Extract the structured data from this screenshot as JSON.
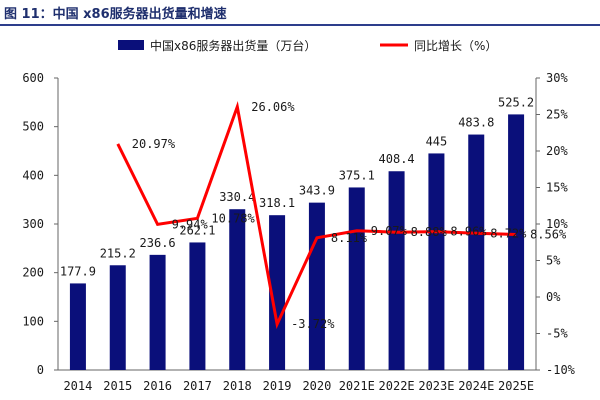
{
  "figure": {
    "title": "图 11：中国 x86服务器出货量和增速",
    "bar_color": "#0a0f7a",
    "line_color": "#ff0000",
    "title_color": "#1f2f6e"
  },
  "chart_data": {
    "type": "bar",
    "categories": [
      "2014",
      "2015",
      "2016",
      "2017",
      "2018",
      "2019",
      "2020",
      "2021E",
      "2022E",
      "2023E",
      "2024E",
      "2025E"
    ],
    "series": [
      {
        "name": "中国x86服务器出货量（万台）",
        "type": "bar",
        "axis": "left",
        "values": [
          177.9,
          215.2,
          236.6,
          262.1,
          330.4,
          318.1,
          343.9,
          375.1,
          408.4,
          445,
          483.8,
          525.2
        ],
        "labels": [
          "177.9",
          "215.2",
          "236.6",
          "262.1",
          "330.4",
          "318.1",
          "343.9",
          "375.1",
          "408.4",
          "445",
          "483.8",
          "525.2"
        ]
      },
      {
        "name": "同比增长（%）",
        "type": "line",
        "axis": "right",
        "values": [
          null,
          20.97,
          9.94,
          10.78,
          26.06,
          -3.72,
          8.11,
          9.07,
          8.88,
          8.96,
          8.72,
          8.56
        ],
        "labels": [
          "",
          "20.97%",
          "9.94%",
          "10.78%",
          "26.06%",
          "-3.72%",
          "8.11%",
          "9.07%",
          "8.88%",
          "8.96%",
          "8.72%",
          "8.56%"
        ]
      }
    ],
    "y_left": {
      "min": 0,
      "max": 600,
      "ticks": [
        "0",
        "100",
        "200",
        "300",
        "400",
        "500",
        "600"
      ]
    },
    "y_right": {
      "min": -10,
      "max": 30,
      "ticks": [
        "-10%",
        "-5%",
        "0%",
        "5%",
        "10%",
        "15%",
        "20%",
        "25%",
        "30%"
      ]
    },
    "grid": false,
    "legend_position": "top-center"
  }
}
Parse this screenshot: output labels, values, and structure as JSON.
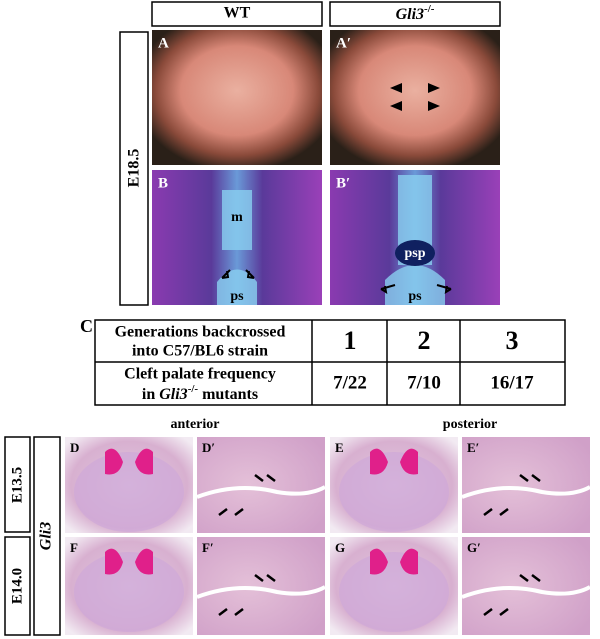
* * * * *
▶ **TASK**
Looking at the listing above, count the lines that contain "screenshot" and give nothing but the number.

▶ **SOLUTION FOR THIS TASK**
2